TASK REQUIREMENTS => Filter the entries and keep only the lines where the string "Содержание" appears.

Stored records:
----
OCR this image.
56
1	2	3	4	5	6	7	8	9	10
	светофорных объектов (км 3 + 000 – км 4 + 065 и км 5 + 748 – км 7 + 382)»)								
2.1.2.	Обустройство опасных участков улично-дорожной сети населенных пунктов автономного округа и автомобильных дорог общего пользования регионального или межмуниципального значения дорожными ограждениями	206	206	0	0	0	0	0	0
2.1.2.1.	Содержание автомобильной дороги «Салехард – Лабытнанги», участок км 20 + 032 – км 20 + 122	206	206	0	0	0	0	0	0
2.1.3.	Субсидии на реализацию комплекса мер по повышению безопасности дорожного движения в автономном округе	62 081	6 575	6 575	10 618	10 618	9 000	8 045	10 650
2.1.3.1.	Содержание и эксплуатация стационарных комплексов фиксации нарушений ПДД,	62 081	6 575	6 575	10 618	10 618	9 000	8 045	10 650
----
EXPECTED ANSWER =>
2.1.2.1.	Содержание автомобильной дороги «Салехард – Лабытнанги», участок км 20 + 032 – км 20 + 122	206	206	0	0	0	0	0	0
2.1.3.1.	Содержание и эксплуатация стационарных комплексов фиксации нарушений ПДД,	62 081	6 575	6 575	10 618	10 618	9 000	8 045	10 650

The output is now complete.